| WHAT YOU SHOULD DO |
Copy out the records precisely, omitting pictures.

| EXERCISE DATA |
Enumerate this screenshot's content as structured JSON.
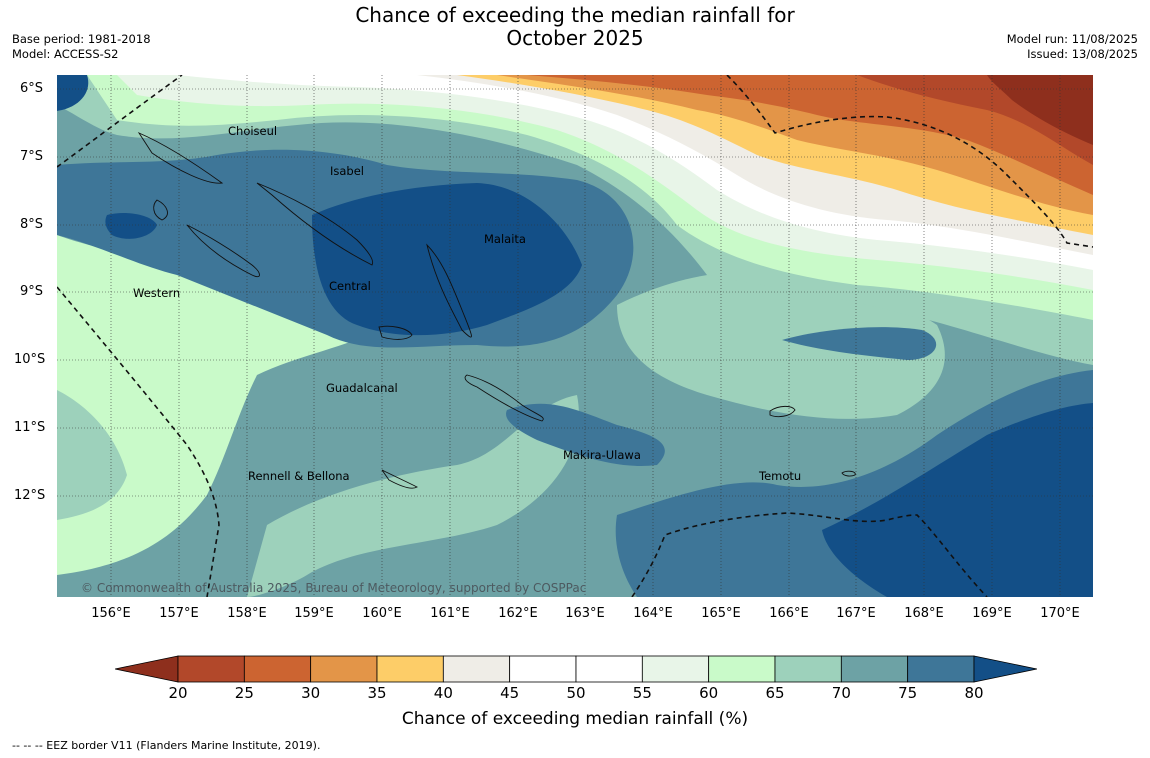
{
  "title": {
    "line1": "Chance of exceeding the median rainfall for",
    "line2": "October 2025"
  },
  "meta_left": {
    "base_period": "Base period: 1981-2018",
    "model": "Model: ACCESS-S2"
  },
  "meta_right": {
    "model_run": "Model run: 11/08/2025",
    "issued": "Issued: 13/08/2025"
  },
  "lat_labels": [
    "6°S",
    "7°S",
    "8°S",
    "9°S",
    "10°S",
    "11°S",
    "12°S"
  ],
  "lon_labels": [
    "156°E",
    "157°E",
    "158°E",
    "159°E",
    "160°E",
    "161°E",
    "162°E",
    "163°E",
    "164°E",
    "165°E",
    "166°E",
    "167°E",
    "168°E",
    "169°E",
    "170°E"
  ],
  "places": {
    "choiseul": "Choiseul",
    "isabel": "Isabel",
    "malaita": "Malaita",
    "central": "Central",
    "western": "Western",
    "guadalcanal": "Guadalcanal",
    "makira": "Makira-Ulawa",
    "temotu": "Temotu",
    "rennell": "Rennell & Bellona"
  },
  "copyright": "© Commonwealth of Australia 2025, Bureau of Meteorology, supported by COSPPac",
  "colorbar": {
    "ticks": [
      "20",
      "25",
      "30",
      "35",
      "40",
      "45",
      "50",
      "55",
      "60",
      "65",
      "70",
      "75",
      "80"
    ],
    "colors": [
      "#8e2f1d",
      "#b2482a",
      "#cc6431",
      "#e39548",
      "#fdcd68",
      "#efede7",
      "#ffffff",
      "#ffffff",
      "#e8f5e8",
      "#c9fac9",
      "#9dd1bb",
      "#6da2a5",
      "#3e7698",
      "#134f87"
    ],
    "label": "Chance of exceeding median rainfall (%)"
  },
  "legend_note": "--  --  -- EEZ border V11 (Flanders Marine Institute, 2019)."
}
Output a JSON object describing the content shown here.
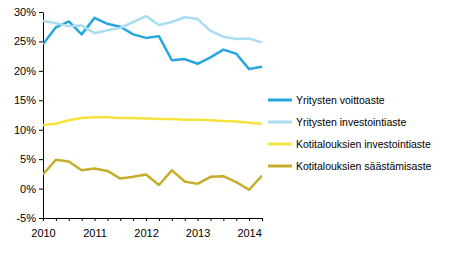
{
  "chart_data": {
    "type": "line",
    "categories": [
      "2010",
      null,
      null,
      null,
      "2011",
      null,
      null,
      null,
      "2012",
      null,
      null,
      null,
      "2013",
      null,
      null,
      null,
      "2014",
      null
    ],
    "series": [
      {
        "name": "Yritysten voittoaste",
        "color": "#27a5de",
        "values": [
          24.5,
          27.4,
          28.4,
          26.2,
          29.0,
          28.0,
          27.5,
          26.2,
          25.6,
          25.9,
          21.8,
          22.0,
          21.2,
          22.3,
          23.6,
          22.9,
          20.3,
          20.7
        ]
      },
      {
        "name": "Yritysten investointiaste",
        "color": "#aadcf2",
        "values": [
          28.5,
          28.1,
          27.6,
          27.7,
          26.4,
          26.9,
          27.3,
          28.3,
          29.3,
          27.8,
          28.3,
          29.1,
          28.8,
          26.8,
          25.8,
          25.4,
          25.5,
          24.8
        ]
      },
      {
        "name": "Kotitalouksien investointiaste",
        "color": "#f6e23c",
        "values": [
          10.8,
          11.0,
          11.6,
          12.0,
          12.1,
          12.1,
          12.0,
          12.0,
          11.9,
          11.8,
          11.8,
          11.7,
          11.7,
          11.6,
          11.5,
          11.4,
          11.2,
          11.0
        ]
      },
      {
        "name": "Kotitalouksien säästämisaste",
        "color": "#c6ad2b",
        "values": [
          2.4,
          4.9,
          4.6,
          3.1,
          3.4,
          3.0,
          1.7,
          2.0,
          2.4,
          0.6,
          3.1,
          1.2,
          0.8,
          2.0,
          2.1,
          1.1,
          -0.2,
          2.2
        ]
      }
    ],
    "ylim": [
      -5,
      30
    ],
    "yticks": [
      {
        "value": -5,
        "label": "-5%"
      },
      {
        "value": 0,
        "label": "0%"
      },
      {
        "value": 5,
        "label": "5%"
      },
      {
        "value": 10,
        "label": "10%"
      },
      {
        "value": 15,
        "label": "15%"
      },
      {
        "value": 20,
        "label": "20%"
      },
      {
        "value": 25,
        "label": "25%"
      },
      {
        "value": 30,
        "label": "30%"
      }
    ],
    "grid": false,
    "legend": "right"
  }
}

| ANSWER |
Enumerate this screenshot's content as structured JSON.
{
  "title": {
    "line1": "Chance of exceeding the median rainfall for",
    "line2": "October 2025"
  },
  "meta_left": {
    "base_period": "Base period: 1981-2018",
    "model": "Model: ACCESS-S2"
  },
  "meta_right": {
    "model_run": "Model run: 11/08/2025",
    "issued": "Issued: 13/08/2025"
  },
  "lat_labels": [
    "6°S",
    "7°S",
    "8°S",
    "9°S",
    "10°S",
    "11°S",
    "12°S"
  ],
  "lon_labels": [
    "156°E",
    "157°E",
    "158°E",
    "159°E",
    "160°E",
    "161°E",
    "162°E",
    "163°E",
    "164°E",
    "165°E",
    "166°E",
    "167°E",
    "168°E",
    "169°E",
    "170°E"
  ],
  "places": {
    "choiseul": "Choiseul",
    "isabel": "Isabel",
    "malaita": "Malaita",
    "central": "Central",
    "western": "Western",
    "guadalcanal": "Guadalcanal",
    "makira": "Makira-Ulawa",
    "temotu": "Temotu",
    "rennell": "Rennell & Bellona"
  },
  "copyright": "© Commonwealth of Australia 2025, Bureau of Meteorology, supported by COSPPac",
  "colorbar": {
    "ticks": [
      "20",
      "25",
      "30",
      "35",
      "40",
      "45",
      "50",
      "55",
      "60",
      "65",
      "70",
      "75",
      "80"
    ],
    "colors": [
      "#8e2f1d",
      "#b2482a",
      "#cc6431",
      "#e39548",
      "#fdcd68",
      "#efede7",
      "#ffffff",
      "#ffffff",
      "#e8f5e8",
      "#c9fac9",
      "#9dd1bb",
      "#6da2a5",
      "#3e7698",
      "#134f87"
    ],
    "label": "Chance of exceeding median rainfall (%)"
  },
  "legend_note": "--  --  -- EEZ border V11 (Flanders Marine Institute, 2019)."
}
Output a JSON object describing the content shown here.
{
  "chart_data": {
    "type": "line",
    "categories": [
      "2010",
      null,
      null,
      null,
      "2011",
      null,
      null,
      null,
      "2012",
      null,
      null,
      null,
      "2013",
      null,
      null,
      null,
      "2014",
      null
    ],
    "series": [
      {
        "name": "Yritysten voittoaste",
        "color": "#27a5de",
        "values": [
          24.5,
          27.4,
          28.4,
          26.2,
          29.0,
          28.0,
          27.5,
          26.2,
          25.6,
          25.9,
          21.8,
          22.0,
          21.2,
          22.3,
          23.6,
          22.9,
          20.3,
          20.7
        ]
      },
      {
        "name": "Yritysten investointiaste",
        "color": "#aadcf2",
        "values": [
          28.5,
          28.1,
          27.6,
          27.7,
          26.4,
          26.9,
          27.3,
          28.3,
          29.3,
          27.8,
          28.3,
          29.1,
          28.8,
          26.8,
          25.8,
          25.4,
          25.5,
          24.8
        ]
      },
      {
        "name": "Kotitalouksien investointiaste",
        "color": "#f6e23c",
        "values": [
          10.8,
          11.0,
          11.6,
          12.0,
          12.1,
          12.1,
          12.0,
          12.0,
          11.9,
          11.8,
          11.8,
          11.7,
          11.7,
          11.6,
          11.5,
          11.4,
          11.2,
          11.0
        ]
      },
      {
        "name": "Kotitalouksien säästämisaste",
        "color": "#c6ad2b",
        "values": [
          2.4,
          4.9,
          4.6,
          3.1,
          3.4,
          3.0,
          1.7,
          2.0,
          2.4,
          0.6,
          3.1,
          1.2,
          0.8,
          2.0,
          2.1,
          1.1,
          -0.2,
          2.2
        ]
      }
    ],
    "ylim": [
      -5,
      30
    ],
    "yticks": [
      {
        "value": -5,
        "label": "-5%"
      },
      {
        "value": 0,
        "label": "0%"
      },
      {
        "value": 5,
        "label": "5%"
      },
      {
        "value": 10,
        "label": "10%"
      },
      {
        "value": 15,
        "label": "15%"
      },
      {
        "value": 20,
        "label": "20%"
      },
      {
        "value": 25,
        "label": "25%"
      },
      {
        "value": 30,
        "label": "30%"
      }
    ],
    "grid": false,
    "legend": "right"
  }
}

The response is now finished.